Problem to work on →
Extract every entry word for word.

Data provided →

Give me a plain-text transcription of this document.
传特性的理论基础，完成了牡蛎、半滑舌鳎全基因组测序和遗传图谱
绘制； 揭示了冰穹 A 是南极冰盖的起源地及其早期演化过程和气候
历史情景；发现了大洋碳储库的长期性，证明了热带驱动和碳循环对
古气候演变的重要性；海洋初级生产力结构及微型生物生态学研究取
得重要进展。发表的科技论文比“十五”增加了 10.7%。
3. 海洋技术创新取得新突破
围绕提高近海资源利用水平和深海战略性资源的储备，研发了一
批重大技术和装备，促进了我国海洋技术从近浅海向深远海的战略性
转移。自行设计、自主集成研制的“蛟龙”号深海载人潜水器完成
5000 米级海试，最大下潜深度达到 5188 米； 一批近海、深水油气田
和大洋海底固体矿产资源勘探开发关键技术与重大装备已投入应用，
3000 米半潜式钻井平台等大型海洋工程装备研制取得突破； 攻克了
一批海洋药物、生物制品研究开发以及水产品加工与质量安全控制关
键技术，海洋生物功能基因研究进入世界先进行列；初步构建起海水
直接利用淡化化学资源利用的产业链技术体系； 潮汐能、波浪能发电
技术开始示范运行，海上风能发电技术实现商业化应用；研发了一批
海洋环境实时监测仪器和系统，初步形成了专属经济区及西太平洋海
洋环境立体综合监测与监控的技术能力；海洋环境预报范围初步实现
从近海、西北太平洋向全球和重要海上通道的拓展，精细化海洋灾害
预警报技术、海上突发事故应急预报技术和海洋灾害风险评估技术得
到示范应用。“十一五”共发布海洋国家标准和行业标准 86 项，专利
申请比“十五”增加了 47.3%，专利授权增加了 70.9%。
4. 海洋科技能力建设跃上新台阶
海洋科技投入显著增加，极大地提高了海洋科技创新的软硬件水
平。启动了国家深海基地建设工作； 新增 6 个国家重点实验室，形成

Result of this exercise →
Give me a plain-text transcription of this document.
传特性的理论基础，完成了牡蛎、半滑舌鳎全基因组测序和遗传图谱
绘制； 揭示了冰穹 A 是南极冰盖的起源地及其早期演化过程和气候
历史情景；发现了大洋碳储库的长期性，证明了热带驱动和碳循环对
古气候演变的重要性；海洋初级生产力结构及微型生物生态学研究取
得重要进展。发表的科技论文比“十五”增加了 10.7%。
3. 海洋技术创新取得新突破
围绕提高近海资源利用水平和深海战略性资源的储备，研发了一
批重大技术和装备，促进了我国海洋技术从近浅海向深远海的战略性
转移。自行设计、自主集成研制的“蛟龙”号深海载人潜水器完成
5000 米级海试，最大下潜深度达到 5188 米； 一批近海、深水油气田
和大洋海底固体矿产资源勘探开发关键技术与重大装备已投入应用，
3000 米半潜式钻井平台等大型海洋工程装备研制取得突破； 攻克了
一批海洋药物、生物制品研究开发以及水产品加工与质量安全控制关
键技术，海洋生物功能基因研究进入世界先进行列；初步构建起海水
直接利用淡化化学资源利用的产业链技术体系； 潮汐能、波浪能发电
技术开始示范运行，海上风能发电技术实现商业化应用；研发了一批
海洋环境实时监测仪器和系统，初步形成了专属经济区及西太平洋海
洋环境立体综合监测与监控的技术能力；海洋环境预报范围初步实现
从近海、西北太平洋向全球和重要海上通道的拓展，精细化海洋灾害
预警报技术、海上突发事故应急预报技术和海洋灾害风险评估技术得
到示范应用。“十一五”共发布海洋国家标准和行业标准 86 项，专利
申请比“十五”增加了 47.3%，专利授权增加了 70.9%。
4. 海洋科技能力建设跃上新台阶
海洋科技投入显著增加，极大地提高了海洋科技创新的软硬件水
平。启动了国家深海基地建设工作； 新增 6 个国家重点实验室，形成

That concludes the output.